Objective: Return the records exactly as they are.
==*==
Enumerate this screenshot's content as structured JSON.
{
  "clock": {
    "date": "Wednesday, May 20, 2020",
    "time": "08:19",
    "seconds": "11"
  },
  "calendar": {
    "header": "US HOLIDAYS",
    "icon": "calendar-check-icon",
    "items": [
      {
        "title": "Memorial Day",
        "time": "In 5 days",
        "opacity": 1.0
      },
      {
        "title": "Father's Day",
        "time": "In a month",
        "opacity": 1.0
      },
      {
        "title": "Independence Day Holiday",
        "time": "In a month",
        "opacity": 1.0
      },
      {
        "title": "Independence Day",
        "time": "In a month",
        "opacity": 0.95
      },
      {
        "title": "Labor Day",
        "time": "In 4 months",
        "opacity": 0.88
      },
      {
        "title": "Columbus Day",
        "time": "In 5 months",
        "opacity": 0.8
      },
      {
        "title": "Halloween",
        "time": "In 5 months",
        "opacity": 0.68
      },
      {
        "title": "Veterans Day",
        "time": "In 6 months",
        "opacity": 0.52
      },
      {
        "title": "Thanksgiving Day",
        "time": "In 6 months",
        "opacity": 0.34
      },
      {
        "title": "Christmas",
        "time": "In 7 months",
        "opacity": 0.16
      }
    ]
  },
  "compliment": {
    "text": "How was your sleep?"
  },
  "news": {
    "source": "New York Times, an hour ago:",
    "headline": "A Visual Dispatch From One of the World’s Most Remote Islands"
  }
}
==*==
Full answer:
Enumerate this screenshot's content as structured JSON.
{
  "clock": {
    "date": "Wednesday, May 20, 2020",
    "time": "08:19",
    "seconds": "11"
  },
  "calendar": {
    "header": "US HOLIDAYS",
    "icon": "calendar-check-icon",
    "items": [
      {
        "title": "Memorial Day",
        "time": "In 5 days",
        "opacity": 1.0
      },
      {
        "title": "Father's Day",
        "time": "In a month",
        "opacity": 1.0
      },
      {
        "title": "Independence Day Holiday",
        "time": "In a month",
        "opacity": 1.0
      },
      {
        "title": "Independence Day",
        "time": "In a month",
        "opacity": 0.95
      },
      {
        "title": "Labor Day",
        "time": "In 4 months",
        "opacity": 0.88
      },
      {
        "title": "Columbus Day",
        "time": "In 5 months",
        "opacity": 0.8
      },
      {
        "title": "Halloween",
        "time": "In 5 months",
        "opacity": 0.68
      },
      {
        "title": "Veterans Day",
        "time": "In 6 months",
        "opacity": 0.52
      },
      {
        "title": "Thanksgiving Day",
        "time": "In 6 months",
        "opacity": 0.34
      },
      {
        "title": "Christmas",
        "time": "In 7 months",
        "opacity": 0.16
      }
    ]
  },
  "compliment": {
    "text": "How was your sleep?"
  },
  "news": {
    "source": "New York Times, an hour ago:",
    "headline": "A Visual Dispatch From One of the World’s Most Remote Islands"
  }
}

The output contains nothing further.